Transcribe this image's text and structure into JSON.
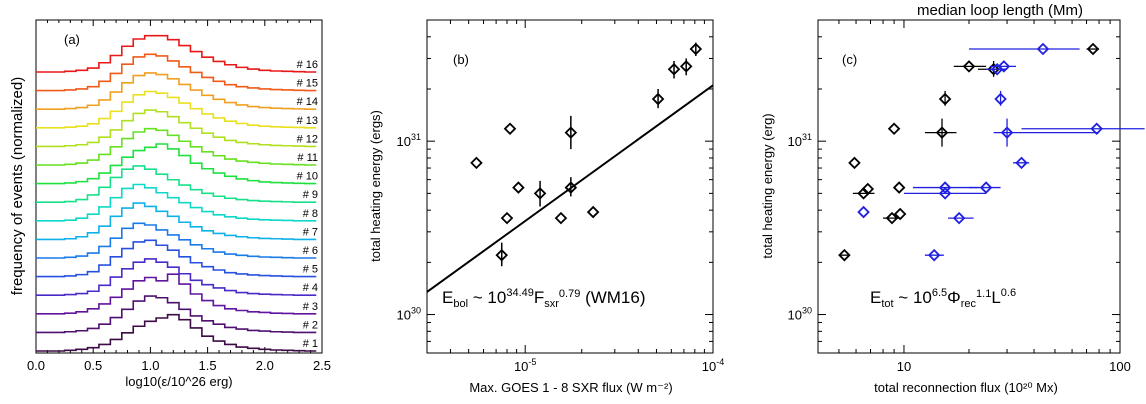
{
  "chart_data": [
    {
      "id": "a",
      "type": "line",
      "panel_label": "(a)",
      "xlabel": "log10(ε/10^26 erg)",
      "ylabel": "frequency of events (normalized)",
      "xlim": [
        0,
        2.5
      ],
      "xticks": [
        "0.0",
        "0.5",
        "1.0",
        "1.5",
        "2.0",
        "2.5"
      ],
      "xtick_values": [
        0,
        0.5,
        1.0,
        1.5,
        2.0,
        2.5
      ],
      "bins": [
        0.3,
        0.4,
        0.5,
        0.6,
        0.7,
        0.8,
        0.9,
        1.0,
        1.1,
        1.2,
        1.3,
        1.4,
        1.5,
        1.6,
        1.7,
        1.8,
        1.9,
        2.0,
        2.1,
        2.2,
        2.3,
        2.4
      ],
      "series": [
        {
          "name": "# 1",
          "color": "#3c0a44",
          "values": [
            0.02,
            0.05,
            0.1,
            0.2,
            0.35,
            0.55,
            0.75,
            0.9,
            1.0,
            1.1,
            0.95,
            0.7,
            0.45,
            0.3,
            0.2,
            0.12,
            0.08,
            0.05,
            0.03,
            0.02,
            0.01,
            0.0
          ]
        },
        {
          "name": "# 2",
          "color": "#4e1070",
          "values": [
            0.02,
            0.05,
            0.12,
            0.25,
            0.45,
            0.7,
            0.95,
            1.1,
            1.05,
            0.9,
            0.7,
            0.5,
            0.35,
            0.25,
            0.15,
            0.1,
            0.06,
            0.04,
            0.02,
            0.01,
            0.0,
            0.0
          ]
        },
        {
          "name": "# 3",
          "color": "#60159e",
          "values": [
            0.02,
            0.06,
            0.15,
            0.3,
            0.5,
            0.75,
            1.0,
            1.1,
            1.0,
            1.2,
            0.9,
            0.6,
            0.4,
            0.25,
            0.15,
            0.1,
            0.06,
            0.04,
            0.02,
            0.01,
            0.0,
            0.0
          ]
        },
        {
          "name": "# 4",
          "color": "#4a2ac8",
          "values": [
            0.02,
            0.05,
            0.12,
            0.3,
            0.55,
            0.8,
            1.0,
            1.1,
            1.0,
            0.85,
            0.65,
            0.45,
            0.32,
            0.22,
            0.14,
            0.08,
            0.05,
            0.03,
            0.02,
            0.01,
            0.0,
            0.0
          ]
        },
        {
          "name": "# 5",
          "color": "#2850e0",
          "values": [
            0.02,
            0.06,
            0.15,
            0.35,
            0.6,
            0.85,
            1.05,
            1.1,
            0.95,
            0.8,
            0.6,
            0.42,
            0.3,
            0.2,
            0.12,
            0.08,
            0.05,
            0.03,
            0.02,
            0.01,
            0.0,
            0.0
          ]
        },
        {
          "name": "# 6",
          "color": "#1a7ae8",
          "values": [
            0.02,
            0.06,
            0.15,
            0.35,
            0.6,
            0.9,
            1.05,
            1.0,
            0.85,
            0.7,
            0.55,
            0.4,
            0.28,
            0.18,
            0.12,
            0.08,
            0.05,
            0.03,
            0.02,
            0.01,
            0.0,
            0.0
          ]
        },
        {
          "name": "# 7",
          "color": "#10b0e8",
          "values": [
            0.02,
            0.08,
            0.2,
            0.4,
            0.7,
            0.95,
            1.1,
            1.0,
            0.85,
            0.7,
            0.52,
            0.38,
            0.26,
            0.18,
            0.12,
            0.08,
            0.05,
            0.03,
            0.02,
            0.01,
            0.0,
            0.0
          ]
        },
        {
          "name": "# 8",
          "color": "#10d8c8",
          "values": [
            0.02,
            0.08,
            0.2,
            0.42,
            0.7,
            0.98,
            1.1,
            1.0,
            0.85,
            0.7,
            0.55,
            0.4,
            0.28,
            0.18,
            0.12,
            0.08,
            0.05,
            0.03,
            0.02,
            0.01,
            0.0,
            0.0
          ]
        },
        {
          "name": "# 9",
          "color": "#18e08a",
          "values": [
            0.02,
            0.08,
            0.22,
            0.45,
            0.75,
            1.0,
            1.1,
            1.0,
            0.85,
            0.68,
            0.52,
            0.38,
            0.27,
            0.18,
            0.12,
            0.08,
            0.05,
            0.03,
            0.02,
            0.01,
            0.0,
            0.0
          ]
        },
        {
          "name": "# 10",
          "color": "#20e040",
          "values": [
            0.02,
            0.06,
            0.15,
            0.32,
            0.55,
            0.8,
            1.0,
            1.1,
            1.2,
            1.05,
            0.85,
            0.62,
            0.45,
            0.32,
            0.22,
            0.14,
            0.09,
            0.05,
            0.03,
            0.02,
            0.01,
            0.0
          ]
        },
        {
          "name": "# 11",
          "color": "#66e020",
          "values": [
            0.02,
            0.06,
            0.15,
            0.32,
            0.55,
            0.8,
            1.0,
            1.1,
            1.05,
            0.9,
            0.72,
            0.55,
            0.4,
            0.28,
            0.18,
            0.12,
            0.08,
            0.05,
            0.03,
            0.02,
            0.01,
            0.0
          ]
        },
        {
          "name": "# 12",
          "color": "#b0e020",
          "values": [
            0.02,
            0.05,
            0.12,
            0.28,
            0.5,
            0.78,
            1.0,
            1.1,
            1.05,
            0.9,
            0.72,
            0.55,
            0.4,
            0.28,
            0.18,
            0.12,
            0.08,
            0.05,
            0.03,
            0.02,
            0.01,
            0.0
          ]
        },
        {
          "name": "# 13",
          "color": "#e8e020",
          "values": [
            0.02,
            0.05,
            0.12,
            0.28,
            0.5,
            0.78,
            1.0,
            1.1,
            1.05,
            0.92,
            0.75,
            0.58,
            0.42,
            0.3,
            0.2,
            0.13,
            0.08,
            0.05,
            0.03,
            0.02,
            0.01,
            0.0
          ]
        },
        {
          "name": "# 14",
          "color": "#f0a020",
          "values": [
            0.02,
            0.05,
            0.12,
            0.28,
            0.52,
            0.8,
            1.02,
            1.1,
            1.05,
            0.92,
            0.75,
            0.58,
            0.42,
            0.3,
            0.2,
            0.13,
            0.08,
            0.05,
            0.03,
            0.02,
            0.01,
            0.0
          ]
        },
        {
          "name": "# 15",
          "color": "#f05a18",
          "values": [
            0.02,
            0.05,
            0.12,
            0.28,
            0.52,
            0.8,
            1.02,
            1.1,
            1.05,
            0.9,
            0.72,
            0.55,
            0.4,
            0.28,
            0.18,
            0.12,
            0.08,
            0.05,
            0.03,
            0.02,
            0.01,
            0.0
          ]
        },
        {
          "name": "# 16",
          "color": "#e81818",
          "values": [
            0.02,
            0.05,
            0.12,
            0.28,
            0.5,
            0.78,
            1.0,
            1.1,
            1.1,
            0.98,
            0.8,
            0.62,
            0.45,
            0.32,
            0.22,
            0.14,
            0.09,
            0.05,
            0.03,
            0.02,
            0.01,
            0.0
          ]
        }
      ]
    },
    {
      "id": "b",
      "type": "scatter",
      "panel_label": "(b)",
      "xlabel": "Max. GOES 1 - 8 SXR flux (W m⁻²)",
      "ylabel": "total heating energy (ergs)",
      "xscale": "log",
      "yscale": "log",
      "xlim": [
        3e-06,
        0.0001
      ],
      "ylim": [
        6e+29,
        5e+31
      ],
      "xticks": [
        {
          "value": 1e-05,
          "base": "10",
          "exp": "-5"
        },
        {
          "value": 0.0001,
          "base": "10",
          "exp": "-4"
        }
      ],
      "yticks": [
        {
          "value": 1e+30,
          "base": "10",
          "exp": "30"
        },
        {
          "value": 1e+31,
          "base": "10",
          "exp": "31"
        }
      ],
      "annotation": {
        "parts": [
          "E",
          "bol",
          " ~  10",
          "34.49",
          "F",
          "sxr",
          "0.79",
          " (WM16)"
        ]
      },
      "fit_line": {
        "x": [
          3e-06,
          0.0001
        ],
        "y": [
          1.35e+30,
          2.1e+31
        ]
      },
      "points": [
        {
          "x": 5.5e-06,
          "y": 7.5e+30,
          "xerr": [
            5.5e-06,
            5.5e-06
          ]
        },
        {
          "x": 7.5e-06,
          "y": 2.2e+30,
          "xerr": [
            7.5e-06,
            7.5e-06
          ],
          "yerr": [
            1.9e+30,
            2.6e+30
          ]
        },
        {
          "x": 8e-06,
          "y": 3.6e+30
        },
        {
          "x": 8.3e-06,
          "y": 1.18e+31
        },
        {
          "x": 9.2e-06,
          "y": 5.4e+30
        },
        {
          "x": 1.2e-05,
          "y": 5e+30,
          "yerr": [
            4.2e+30,
            5.9e+30
          ]
        },
        {
          "x": 1.55e-05,
          "y": 3.6e+30
        },
        {
          "x": 1.75e-05,
          "y": 5.4e+30,
          "yerr": [
            4.8e+30,
            6.2e+30
          ]
        },
        {
          "x": 1.75e-05,
          "y": 1.12e+31,
          "yerr": [
            9e+30,
            1.4e+31
          ]
        },
        {
          "x": 2.3e-05,
          "y": 3.9e+30
        },
        {
          "x": 5.1e-05,
          "y": 1.75e+31,
          "yerr": [
            1.55e+31,
            2e+31
          ]
        },
        {
          "x": 6.2e-05,
          "y": 2.6e+31,
          "yerr": [
            2.3e+31,
            2.9e+31
          ]
        },
        {
          "x": 7.2e-05,
          "y": 2.7e+31,
          "yerr": [
            2.4e+31,
            3e+31
          ]
        },
        {
          "x": 8.1e-05,
          "y": 3.4e+31,
          "yerr": [
            3.1e+31,
            3.7e+31
          ]
        }
      ]
    },
    {
      "id": "c",
      "type": "scatter",
      "panel_label": "(c)",
      "top_label": "median loop length (Mm)",
      "top_label_color": "#2020e0",
      "xlabel": "total reconnection flux (10²⁰ Mx)",
      "ylabel": "total heating energy (erg)",
      "xscale": "log",
      "yscale": "log",
      "xlim": [
        4,
        100
      ],
      "ylim": [
        6e+29,
        5e+31
      ],
      "xticks": [
        {
          "value": 10,
          "label": "10"
        },
        {
          "value": 100,
          "label": "100"
        }
      ],
      "yticks": [
        {
          "value": 1e+30,
          "base": "10",
          "exp": "30"
        },
        {
          "value": 1e+31,
          "base": "10",
          "exp": "31"
        }
      ],
      "annotation": {
        "parts": [
          "E",
          "tot",
          " ~  10",
          "6.5",
          "Φ",
          "rec",
          "1.1",
          "L",
          "0.6"
        ]
      },
      "series": [
        {
          "name": "reconnection flux",
          "color": "#000000",
          "points": [
            {
              "x": 5.3,
              "y": 2.2e+30,
              "xerr": [
                5.0,
                5.6
              ]
            },
            {
              "x": 5.9,
              "y": 7.5e+30
            },
            {
              "x": 6.5,
              "y": 5e+30,
              "xerr": [
                5.8,
                7.3
              ]
            },
            {
              "x": 6.8,
              "y": 5.3e+30
            },
            {
              "x": 8.8,
              "y": 3.6e+30,
              "xerr": [
                8.0,
                9.8
              ]
            },
            {
              "x": 9.0,
              "y": 1.18e+31
            },
            {
              "x": 9.5,
              "y": 5.4e+30
            },
            {
              "x": 9.6,
              "y": 3.8e+30
            },
            {
              "x": 15.0,
              "y": 1.12e+31,
              "xerr": [
                12.5,
                17.5
              ],
              "yerr": [
                9.3e+30,
                1.35e+31
              ]
            },
            {
              "x": 15.5,
              "y": 1.75e+31,
              "yerr": [
                1.6e+31,
                1.95e+31
              ]
            },
            {
              "x": 20.0,
              "y": 2.7e+31,
              "xerr": [
                17.0,
                24.0
              ]
            },
            {
              "x": 26.0,
              "y": 2.6e+31,
              "xerr": [
                22.0,
                30.0
              ],
              "yerr": [
                2.35e+31,
                2.9e+31
              ]
            },
            {
              "x": 75.0,
              "y": 3.4e+31,
              "xerr": [
                70.0,
                80.0
              ]
            }
          ]
        },
        {
          "name": "median loop length",
          "color": "#2020e0",
          "points": [
            {
              "x": 6.5,
              "y": 3.9e+30
            },
            {
              "x": 13.8,
              "y": 2.2e+30,
              "xerr": [
                12.5,
                15.3
              ]
            },
            {
              "x": 15.5,
              "y": 5e+30,
              "xerr": [
                10.0,
                24.0
              ]
            },
            {
              "x": 15.5,
              "y": 5.4e+30,
              "xerr": [
                11.0,
                22.0
              ]
            },
            {
              "x": 18.0,
              "y": 3.6e+30,
              "xerr": [
                16.0,
                21.0
              ]
            },
            {
              "x": 24.0,
              "y": 5.4e+30,
              "xerr": [
                20.0,
                28.0
              ]
            },
            {
              "x": 27.0,
              "y": 2.6e+31,
              "xerr": [
                24.0,
                30.0
              ]
            },
            {
              "x": 28.0,
              "y": 1.75e+31,
              "yerr": [
                1.6e+31,
                1.95e+31
              ]
            },
            {
              "x": 29.0,
              "y": 2.7e+31,
              "xerr": [
                25.0,
                33.0
              ]
            },
            {
              "x": 30.0,
              "y": 1.12e+31,
              "xerr": [
                26.0,
                80.0
              ],
              "yerr": [
                9.3e+30,
                1.35e+31
              ]
            },
            {
              "x": 35.0,
              "y": 7.5e+30,
              "xerr": [
                32.0,
                38.0
              ]
            },
            {
              "x": 44.0,
              "y": 3.4e+31,
              "xerr": [
                20.0,
                65.0
              ]
            },
            {
              "x": 78.0,
              "y": 1.18e+31,
              "xerr": [
                35.0,
                130.0
              ]
            }
          ]
        }
      ]
    }
  ]
}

====================

Only lines with "flux" are wanted here; list each of them.

      "xlabel": "Max. GOES 1 - 8 SXR flux (W m⁻²)",
      "xlabel": "total reconnection flux (10²⁰ Mx)",
          "name": "reconnection flux",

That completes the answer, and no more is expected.